_Task brief_
Your answer should be a single number: the count of lines holding the word "цвета".

-- START --

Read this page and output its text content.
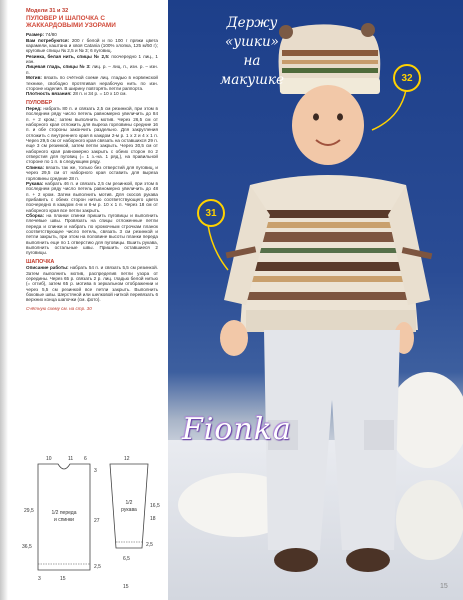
Модели 31 и 32
ПУЛОВЕР И ШАПОЧКА С ЖАККАРДОВЫМИ УЗОРАМИ

Размер: 74/80

Вам потребуются: 200 г белой и по 100 г пряжи цвета карамели, каштана и хвоя Catania (100% хлопка, 125 м/50 г); круговые спицы № 2,5 и № 3; 6 пуговиц.

Резинка, белая нить, спицы № 2,5: поочередно 1 лиц., 1 изн.

Лицевая гладь, спицы № 3: лиц. р. – лиц. п., изн. р. – изн. п.

Мотив: вязать по счётной схеме лиц. гладью в норвежской технике, свободно протягивая нерабочую нить по изн. стороне изделия. В ширину повторять петли раппорта.

Плотность вязания: 28 п. и 34 р. = 10 х 10 см.

ПУЛОВЕР

Перед: набрать 80 п. и связать 2,5 см резинкой, при этом в последнем ряду число петель равномерно увеличить до 84 п. + 2 кром.; затем выполнить мотив. Через 26,5 см от наборного края отложить для выреза горловины средние 16 п. и обе стороны закончить раздельно. Для закругления отложить с внутреннего края в каждом 2-м р. 1 х 2 и 4 х 1 п. Через 29,5 см от наборного края связать на оставшихся 29 п. еще 3 см резинкой, затем петли закрыть. Через 30,5 см от наборного края равномерно закрыть с обеих сторон по 2 отверстия для пуговиц (= 1 з.-на. 1 ряд.), на правильной стороне по 1 п. в следующем ряду.

Спинка: вязать так же, только без отверстий для пуговиц, и через 29,5 см от наборного края оставить для выреза горловины средние 28 п.

Рукава: набрать 46 п. и связать 2,5 см резинкой, при этом в последнем ряду число петель равномерно увеличить до 48 п. + 2 кром. Затем выполнить мотив. Для скосов рукава прибавить с обеих сторон нитью соответствующего цвета поочередно в каждом 4-м и 6-м р. 10 х 1 п. Через 18 см от наборного края все петли закрыть.

Сборка: на планки спинки пришить пуговицы и выполнить плечевые швы. Провязать на спицы отложенные петли переда и спинки и набрать по кромочным строчкам планок соответствующее число петель, связать 3 см резинкой и петли закрыть, при этом на половине высоты планки переда выполнить еще по 1 отверстию для пуговицы. Вшить рукава, выполнить остальные швы. Пришить оставшиеся 2 пуговицы.

ШАПОЧКА

Описание работы: набрать 54 п. и связать 5,5 см резинкой. Затем выполнить мотив, распределив петли узора от середины. Через 65 р. связать 2 р. лиц. гладью белой нитью (= отгиб), затем 65 р. мотива в зеркальном отображении и через 5,5 см резинкой все петли закрыть. Выполнить боковые швы. Шерстяной или шелковой ниткой перевязать 6 верхних конца шапочки (см. фото).

Счётную схему см. на стр. 30
1/2 переда
и спинки
1/2
рукава
10	11 6
3
15
29,5
27
2,5
16,5
18
2,5
36,5
6,5
15
12
3
Держу
«ушки»
на
макушке	32
31
Fionka
15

-- END --

_Solution_
2